- _TASK OBJECTIVE_
Copy each line that has the string "title" somewhere in it.

- _INPUT MATERIAL_

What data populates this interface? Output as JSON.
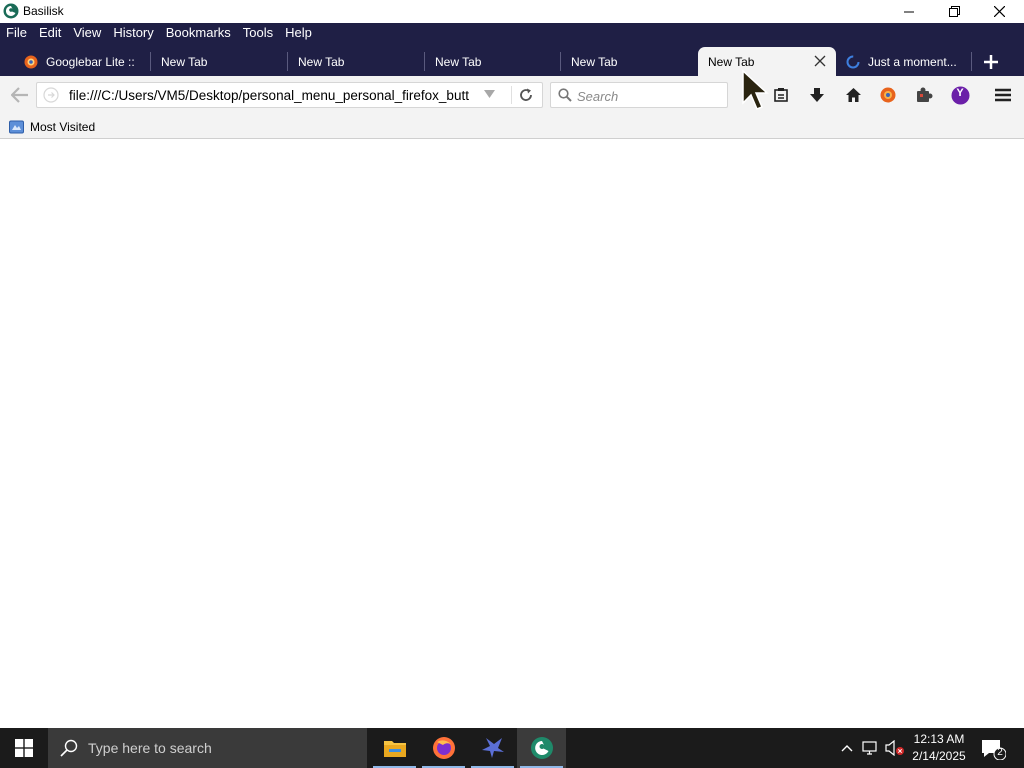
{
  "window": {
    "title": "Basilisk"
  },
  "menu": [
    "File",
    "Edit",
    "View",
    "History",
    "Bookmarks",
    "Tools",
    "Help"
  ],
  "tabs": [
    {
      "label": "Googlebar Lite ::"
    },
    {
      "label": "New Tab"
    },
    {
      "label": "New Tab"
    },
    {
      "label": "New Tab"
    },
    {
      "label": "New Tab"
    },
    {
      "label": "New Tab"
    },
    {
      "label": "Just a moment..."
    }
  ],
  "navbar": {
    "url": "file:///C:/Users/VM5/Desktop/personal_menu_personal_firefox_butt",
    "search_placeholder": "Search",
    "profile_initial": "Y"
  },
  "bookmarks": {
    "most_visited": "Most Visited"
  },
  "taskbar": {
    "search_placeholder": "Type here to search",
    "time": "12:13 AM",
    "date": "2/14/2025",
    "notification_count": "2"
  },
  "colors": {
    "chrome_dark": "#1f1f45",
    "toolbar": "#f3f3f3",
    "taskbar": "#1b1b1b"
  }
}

---

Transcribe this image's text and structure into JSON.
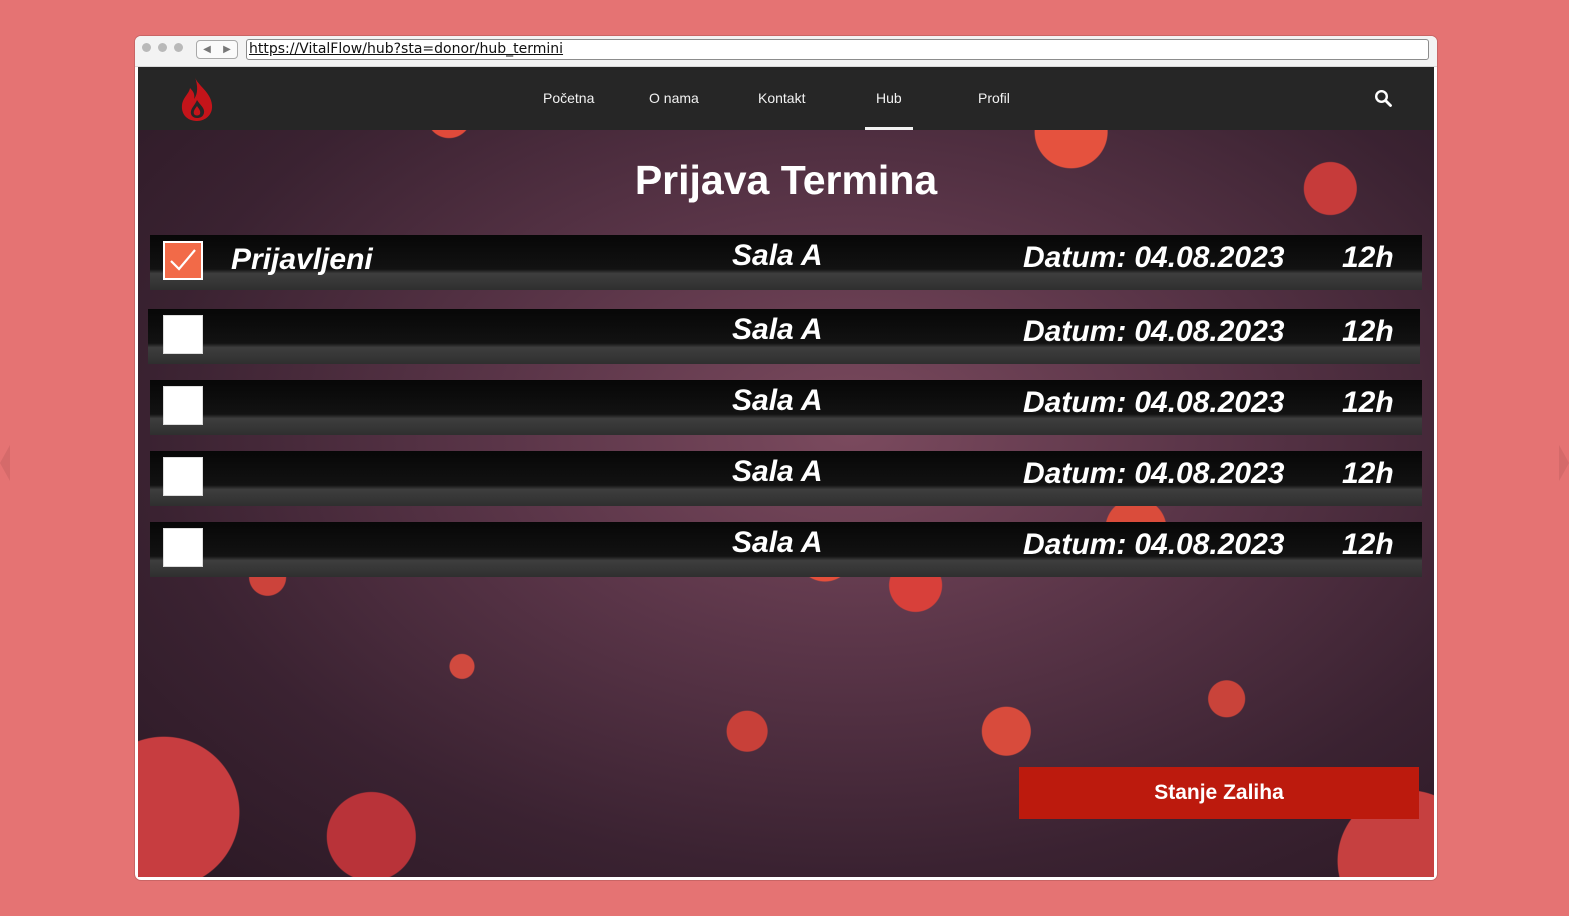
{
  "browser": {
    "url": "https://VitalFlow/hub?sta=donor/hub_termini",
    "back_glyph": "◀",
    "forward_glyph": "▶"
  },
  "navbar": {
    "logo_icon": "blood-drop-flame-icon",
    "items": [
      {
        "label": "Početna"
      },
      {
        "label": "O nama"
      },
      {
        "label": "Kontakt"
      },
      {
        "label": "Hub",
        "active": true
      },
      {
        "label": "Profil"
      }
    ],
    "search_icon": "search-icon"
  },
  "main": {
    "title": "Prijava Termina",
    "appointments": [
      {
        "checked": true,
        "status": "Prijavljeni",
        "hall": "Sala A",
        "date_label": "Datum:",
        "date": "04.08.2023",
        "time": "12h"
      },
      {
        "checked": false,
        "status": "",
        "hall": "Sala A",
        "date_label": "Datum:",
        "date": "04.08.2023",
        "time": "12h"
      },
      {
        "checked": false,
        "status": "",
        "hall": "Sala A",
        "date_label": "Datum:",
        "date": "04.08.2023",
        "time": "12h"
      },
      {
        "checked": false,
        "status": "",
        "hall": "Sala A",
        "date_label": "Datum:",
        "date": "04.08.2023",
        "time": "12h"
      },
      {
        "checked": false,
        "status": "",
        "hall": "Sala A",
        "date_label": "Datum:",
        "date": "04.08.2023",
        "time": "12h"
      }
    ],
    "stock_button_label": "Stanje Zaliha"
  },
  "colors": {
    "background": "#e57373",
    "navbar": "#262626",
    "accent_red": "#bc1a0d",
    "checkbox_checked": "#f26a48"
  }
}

- _REPLY TO THE TASK_
    "title": "Basilisk"
    "title": "Prijava Termina",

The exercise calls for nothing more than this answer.